Could you copy everything from the line containing "gradle-panel-toolbar: ↻ +" down to the line containing "line-number: 9 bbox=[328, 618, 345, 648]", changing each "keyword" to "token" and keeping all else the same?

Layout coordinate data
■ ■ ■
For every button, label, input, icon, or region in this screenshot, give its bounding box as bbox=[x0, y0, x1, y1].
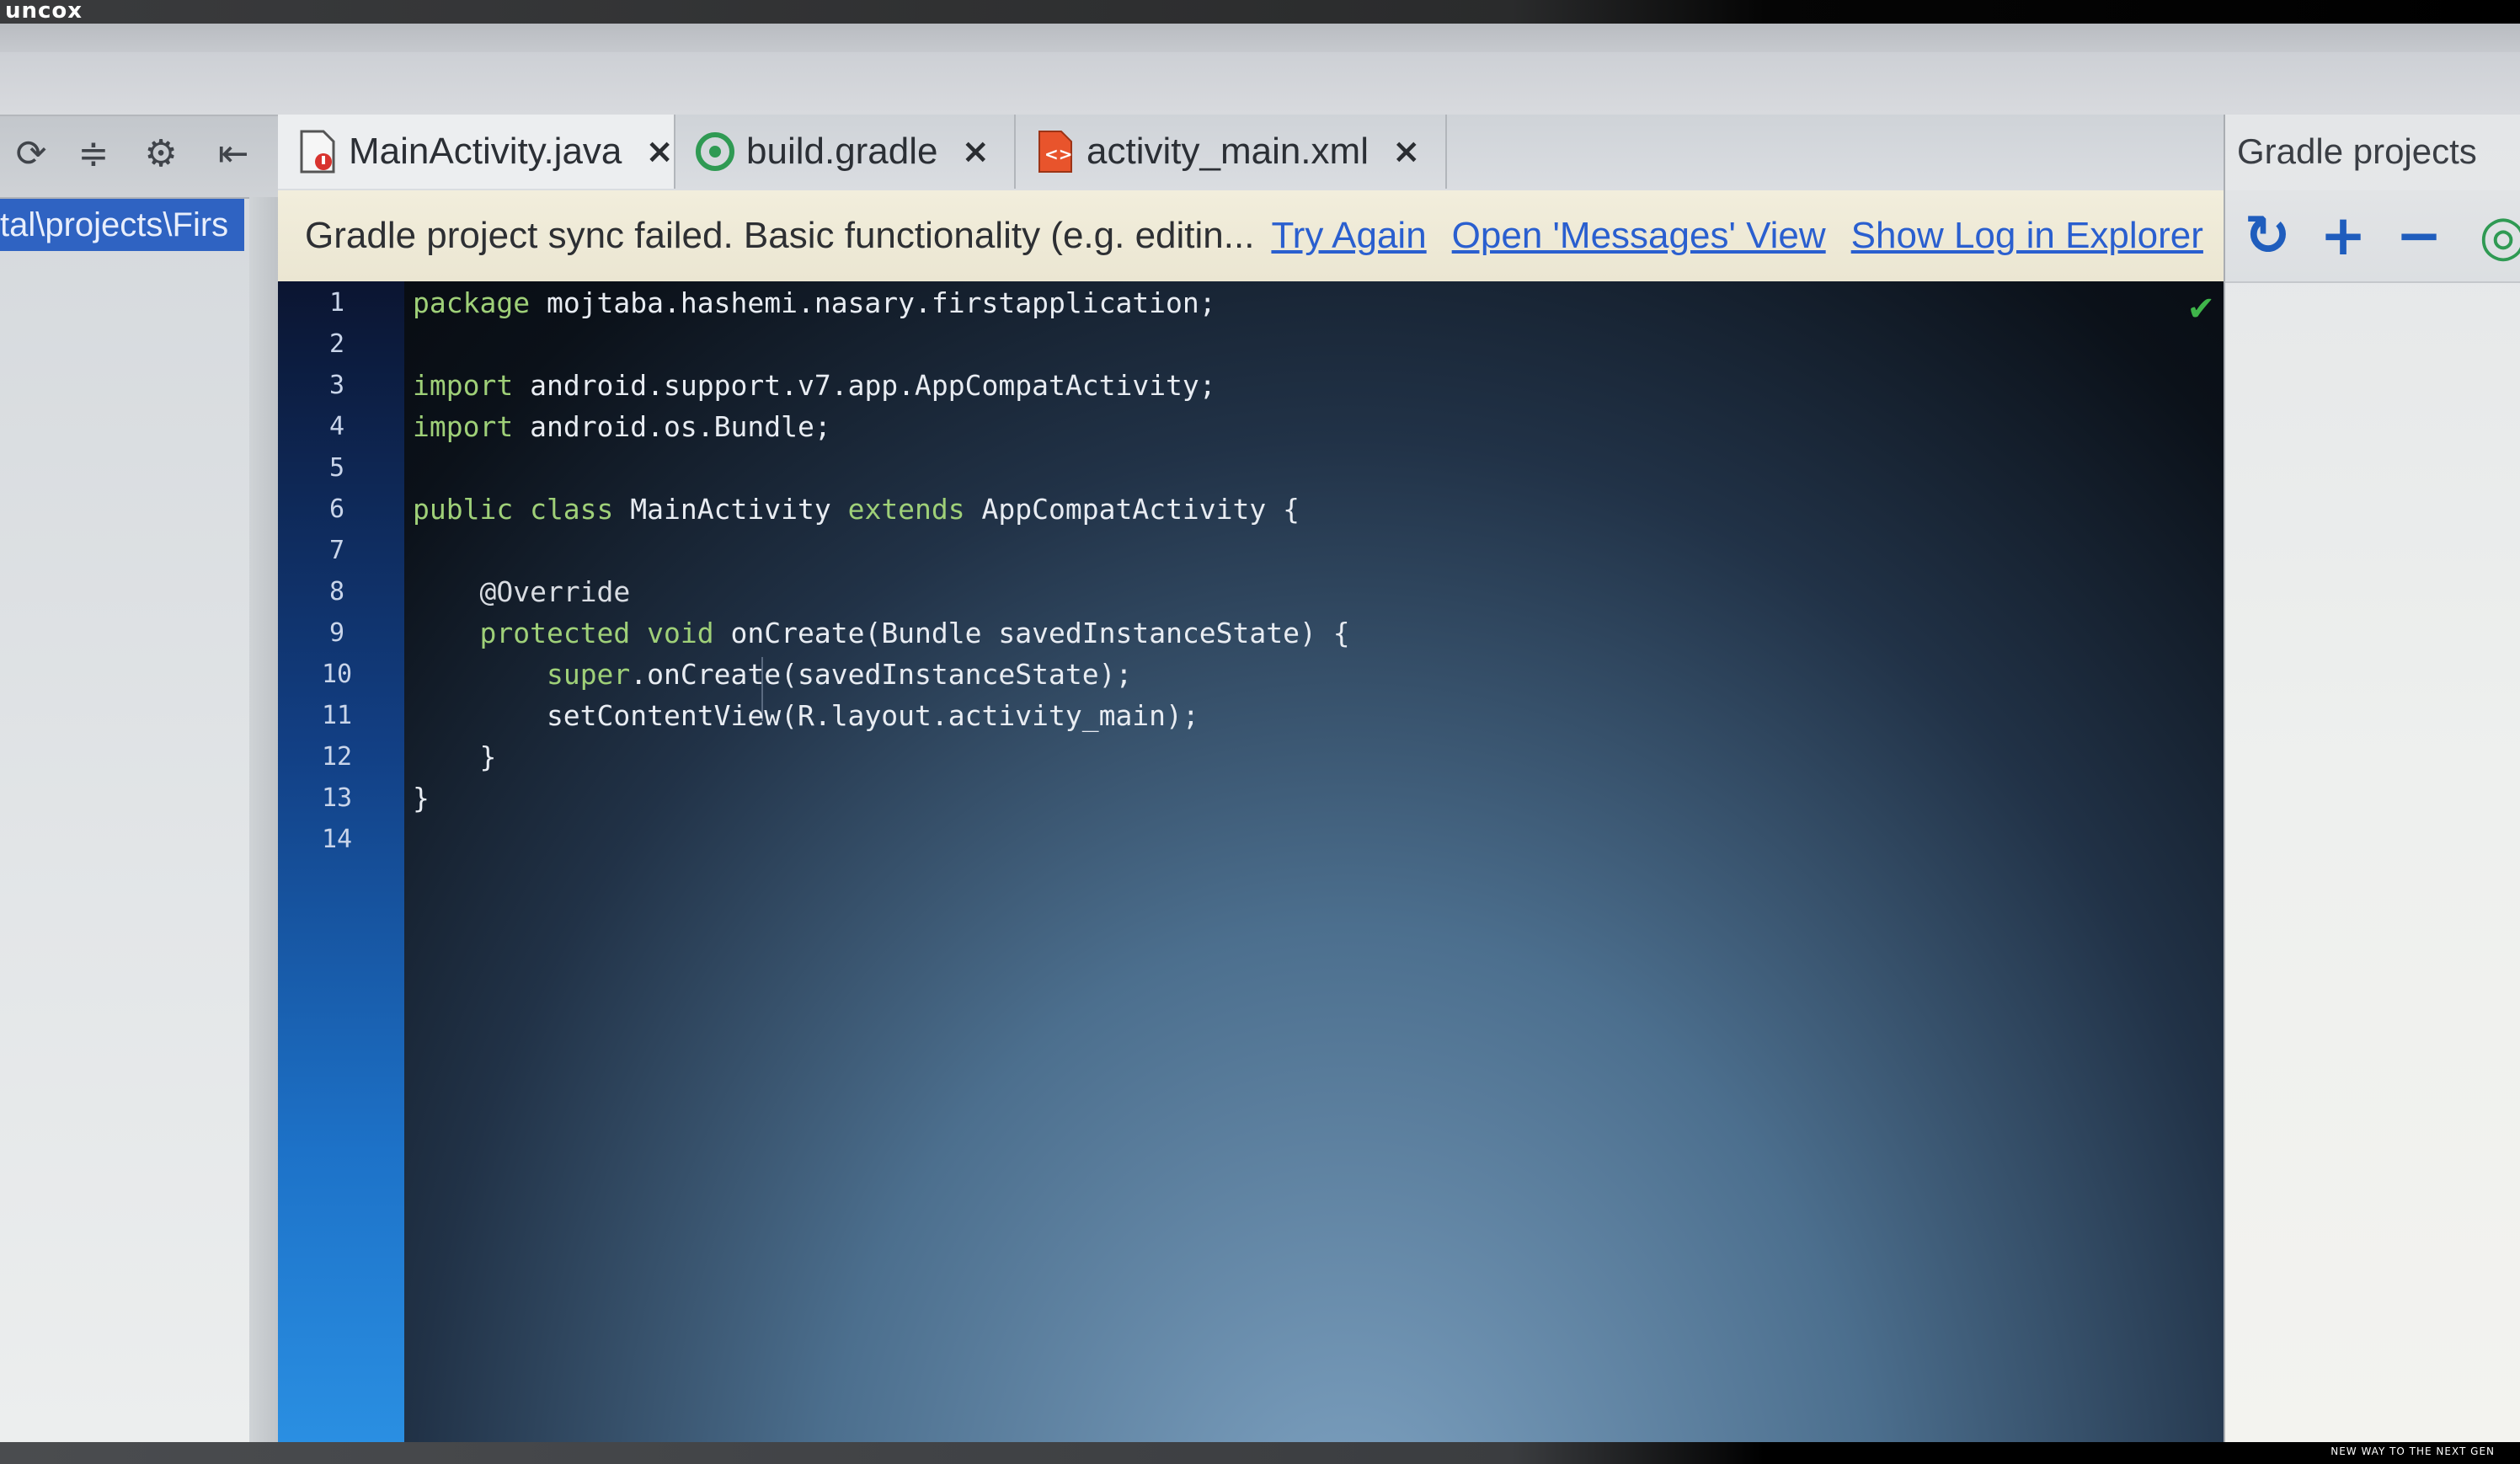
gradle-panel-toolbar: ↻ + − ◎ bbox=[2225, 190, 2520, 283]
sync-failed-message: Gradle project sync failed. Basic functi… bbox=[305, 215, 1255, 256]
gear-icon[interactable]: ⚙ bbox=[138, 131, 184, 177]
keyword: import bbox=[413, 369, 514, 402]
line-number: 1 bbox=[328, 288, 345, 318]
keyword: extends bbox=[847, 493, 965, 526]
panel-divider[interactable] bbox=[249, 197, 278, 1442]
tab-label: activity_main.xml bbox=[1086, 131, 1369, 172]
tab-build-gradle[interactable]: build.gradle × bbox=[675, 115, 1016, 189]
code-line-import: import android.os.Bundle; bbox=[413, 410, 831, 443]
line-number: 10 bbox=[321, 660, 353, 689]
line-number: 11 bbox=[321, 701, 353, 730]
project-panel: ⟳ ≑ ⚙ ⇤ tal\projects\Firs bbox=[0, 116, 278, 1442]
hide-panel-icon[interactable]: ⇤ bbox=[211, 131, 256, 177]
code-line-method-close: } bbox=[413, 740, 497, 773]
code-text: onCreate(Bundle savedInstanceState) { bbox=[713, 617, 1350, 649]
keyword: package bbox=[413, 286, 531, 319]
gradle-file-icon bbox=[696, 130, 734, 174]
code-text: android.os.Bundle; bbox=[513, 410, 831, 443]
watermark: uncox bbox=[5, 0, 83, 24]
tab-mainactivity-java[interactable]: MainActivity.java × bbox=[278, 115, 675, 189]
line-number: 9 bbox=[328, 618, 345, 648]
photo-bottom-bar: NEW WAY TO THE NEXT GEN bbox=[0, 1442, 2520, 1464]
xml-file-icon: <> bbox=[1036, 130, 1075, 174]
line-number: 12 bbox=[321, 742, 353, 772]
code-line-class-declaration: public class MainActivity extends AppCom… bbox=[413, 493, 1300, 526]
keyword: import bbox=[413, 410, 514, 443]
code-line-super-call: super.onCreate(savedInstanceState); bbox=[413, 658, 1132, 691]
gradle-panel-title: Gradle projects bbox=[2237, 131, 2477, 171]
open-messages-view-link[interactable]: Open 'Messages' View bbox=[1452, 215, 1826, 257]
close-icon[interactable]: × bbox=[645, 132, 674, 171]
minus-icon[interactable]: − bbox=[2385, 202, 2453, 270]
checkmark-icon: ✔ bbox=[2186, 290, 2215, 329]
code-area[interactable]: package mojtaba.hashemi.nasary.firstappl… bbox=[413, 281, 2181, 1442]
code-line-class-close: } bbox=[413, 782, 430, 815]
gradle-sync-banner: Gradle project sync failed. Basic functi… bbox=[278, 190, 2224, 283]
line-number: 14 bbox=[321, 825, 353, 854]
try-again-link[interactable]: Try Again bbox=[1271, 215, 1426, 257]
footer-text: NEW WAY TO THE NEXT GEN bbox=[2330, 1445, 2495, 1457]
code-line-import: import android.support.v7.app.AppCompatA… bbox=[413, 369, 1216, 402]
gradle-projects-panel: Gradle projects ↻ + − ◎ bbox=[2224, 115, 2520, 1442]
code-text: MainActivity bbox=[613, 493, 848, 526]
line-number-gutter: 1 2 3 4 5 6 7 8 9 10 11 12 13 14 bbox=[278, 281, 404, 1442]
menu-bar bbox=[0, 24, 2520, 52]
code-text: mojtaba.hashemi.nasary.firstapplication; bbox=[530, 286, 1216, 319]
sync-icon[interactable]: ⟳ bbox=[8, 131, 54, 177]
line-number: 5 bbox=[328, 453, 345, 483]
plus-icon[interactable]: + bbox=[2309, 202, 2377, 270]
code-text: AppCompatActivity { bbox=[964, 493, 1300, 526]
tab-label: build.gradle bbox=[746, 131, 938, 172]
project-panel-toolbar: ⟳ ≑ ⚙ ⇤ bbox=[0, 116, 278, 199]
line-number: 3 bbox=[328, 371, 345, 400]
keyword: public class bbox=[413, 493, 614, 526]
close-icon[interactable]: × bbox=[962, 132, 990, 171]
close-icon[interactable]: × bbox=[1392, 132, 1421, 171]
collapse-all-icon[interactable]: ≑ bbox=[71, 131, 116, 177]
editor-tab-bar: MainActivity.java × build.gradle × <> ac… bbox=[278, 115, 2224, 190]
line-number: 2 bbox=[328, 329, 345, 359]
keyword: super bbox=[546, 658, 631, 691]
code-line-set-content-view: setContentView(R.layout.activity_main); bbox=[413, 699, 1199, 732]
code-text: android.support.v7.app.AppCompatActivity… bbox=[513, 369, 1216, 402]
code-text: .onCreate(savedInstanceState); bbox=[630, 658, 1133, 691]
photo-top-bar: uncox bbox=[0, 0, 2520, 24]
line-number: 13 bbox=[321, 783, 353, 813]
code-line-package: package mojtaba.hashemi.nasary.firstappl… bbox=[413, 286, 1216, 319]
main-toolbar bbox=[0, 52, 2520, 116]
gradle-icon[interactable]: ◎ bbox=[2469, 202, 2520, 270]
line-number: 6 bbox=[328, 494, 345, 524]
code-line-annotation: @Override bbox=[413, 575, 631, 608]
tab-label: MainActivity.java bbox=[349, 131, 622, 172]
java-file-icon bbox=[298, 130, 337, 174]
project-tree-selected-item[interactable]: tal\projects\Firs bbox=[0, 199, 244, 251]
svg-text:<>: <> bbox=[1044, 144, 1073, 164]
code-line-method-declaration: protected void onCreate(Bundle savedInst… bbox=[413, 617, 1350, 649]
show-log-in-explorer-link[interactable]: Show Log in Explorer bbox=[1851, 215, 2203, 257]
refresh-icon[interactable]: ↻ bbox=[2234, 202, 2301, 270]
code-editor[interactable]: 1 2 3 4 5 6 7 8 9 10 11 12 13 14 package… bbox=[278, 281, 2224, 1442]
line-number: 8 bbox=[328, 577, 345, 606]
line-number: 4 bbox=[328, 412, 345, 441]
line-number: 7 bbox=[328, 536, 345, 565]
keyword: protected void bbox=[479, 617, 714, 649]
tab-activity-main-xml[interactable]: <> activity_main.xml × bbox=[1016, 115, 1447, 189]
screen: uncox ⟳ ≑ ⚙ ⇤ tal\projects\Firs MainActi… bbox=[0, 0, 2520, 1464]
■ ■ ■
*Correct result*.
gradle-panel-toolbar: ↻ + − ◎ bbox=[2225, 190, 2520, 283]
sync-failed-message: Gradle project sync failed. Basic functi… bbox=[305, 215, 1255, 256]
gear-icon[interactable]: ⚙ bbox=[138, 131, 184, 177]
token: import bbox=[413, 369, 514, 402]
line-number: 1 bbox=[328, 288, 345, 318]
token: extends bbox=[847, 493, 965, 526]
panel-divider[interactable] bbox=[249, 197, 278, 1442]
tab-label: activity_main.xml bbox=[1086, 131, 1369, 172]
tab-build-gradle[interactable]: build.gradle × bbox=[675, 115, 1016, 189]
code-line-import: import android.os.Bundle; bbox=[413, 410, 831, 443]
line-number: 10 bbox=[321, 660, 353, 689]
line-number: 11 bbox=[321, 701, 353, 730]
project-panel: ⟳ ≑ ⚙ ⇤ tal\projects\Firs bbox=[0, 116, 278, 1442]
hide-panel-icon[interactable]: ⇤ bbox=[211, 131, 256, 177]
code-line-method-close: } bbox=[413, 740, 497, 773]
code-text: onCreate(Bundle savedInstanceState) { bbox=[713, 617, 1350, 649]
token: package bbox=[413, 286, 531, 319]
gradle-file-icon bbox=[696, 130, 734, 174]
code-text: android.os.Bundle; bbox=[513, 410, 831, 443]
watermark: uncox bbox=[5, 0, 83, 24]
tab-mainactivity-java[interactable]: MainActivity.java × bbox=[278, 115, 675, 189]
line-number: 9 bbox=[328, 618, 345, 648]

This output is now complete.